◆ Written instruction
Produce an exact copy of all the records.
══════════════════════════════
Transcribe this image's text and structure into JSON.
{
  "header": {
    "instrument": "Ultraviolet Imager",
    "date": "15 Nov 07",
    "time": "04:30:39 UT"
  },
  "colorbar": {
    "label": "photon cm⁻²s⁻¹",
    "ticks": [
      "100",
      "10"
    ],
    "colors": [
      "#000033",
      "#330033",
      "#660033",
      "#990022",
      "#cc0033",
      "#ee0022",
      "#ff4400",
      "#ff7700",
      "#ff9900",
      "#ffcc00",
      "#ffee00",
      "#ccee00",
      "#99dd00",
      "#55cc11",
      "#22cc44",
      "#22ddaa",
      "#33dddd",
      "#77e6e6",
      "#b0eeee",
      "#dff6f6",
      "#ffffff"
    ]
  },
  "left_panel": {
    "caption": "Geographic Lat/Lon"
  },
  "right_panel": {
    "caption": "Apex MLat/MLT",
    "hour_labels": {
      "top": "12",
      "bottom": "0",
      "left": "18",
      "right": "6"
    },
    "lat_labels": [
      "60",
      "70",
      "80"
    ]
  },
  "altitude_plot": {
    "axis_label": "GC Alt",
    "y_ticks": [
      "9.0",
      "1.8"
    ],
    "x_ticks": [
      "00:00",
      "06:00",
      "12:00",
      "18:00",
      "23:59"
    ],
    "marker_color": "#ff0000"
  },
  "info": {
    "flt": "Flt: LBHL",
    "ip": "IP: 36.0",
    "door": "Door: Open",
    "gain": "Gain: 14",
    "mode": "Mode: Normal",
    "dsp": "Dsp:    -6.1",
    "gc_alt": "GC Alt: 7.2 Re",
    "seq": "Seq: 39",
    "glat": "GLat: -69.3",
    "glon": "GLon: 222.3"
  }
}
══════════════════════════════
◆ Task answer
Transcribe this image's text and structure into JSON.
{
  "header": {
    "instrument": "Ultraviolet Imager",
    "date": "15 Nov 07",
    "time": "04:30:39 UT"
  },
  "colorbar": {
    "label": "photon cm⁻²s⁻¹",
    "ticks": [
      "100",
      "10"
    ],
    "colors": [
      "#000033",
      "#330033",
      "#660033",
      "#990022",
      "#cc0033",
      "#ee0022",
      "#ff4400",
      "#ff7700",
      "#ff9900",
      "#ffcc00",
      "#ffee00",
      "#ccee00",
      "#99dd00",
      "#55cc11",
      "#22cc44",
      "#22ddaa",
      "#33dddd",
      "#77e6e6",
      "#b0eeee",
      "#dff6f6",
      "#ffffff"
    ]
  },
  "left_panel": {
    "caption": "Geographic Lat/Lon"
  },
  "right_panel": {
    "caption": "Apex MLat/MLT",
    "hour_labels": {
      "top": "12",
      "bottom": "0",
      "left": "18",
      "right": "6"
    },
    "lat_labels": [
      "60",
      "70",
      "80"
    ]
  },
  "altitude_plot": {
    "axis_label": "GC Alt",
    "y_ticks": [
      "9.0",
      "1.8"
    ],
    "x_ticks": [
      "00:00",
      "06:00",
      "12:00",
      "18:00",
      "23:59"
    ],
    "marker_color": "#ff0000"
  },
  "info": {
    "flt": "Flt: LBHL",
    "ip": "IP: 36.0",
    "door": "Door: Open",
    "gain": "Gain: 14",
    "mode": "Mode: Normal",
    "dsp": "Dsp:    -6.1",
    "gc_alt": "GC Alt: 7.2 Re",
    "seq": "Seq: 39",
    "glat": "GLat: -69.3",
    "glon": "GLon: 222.3"
  }
}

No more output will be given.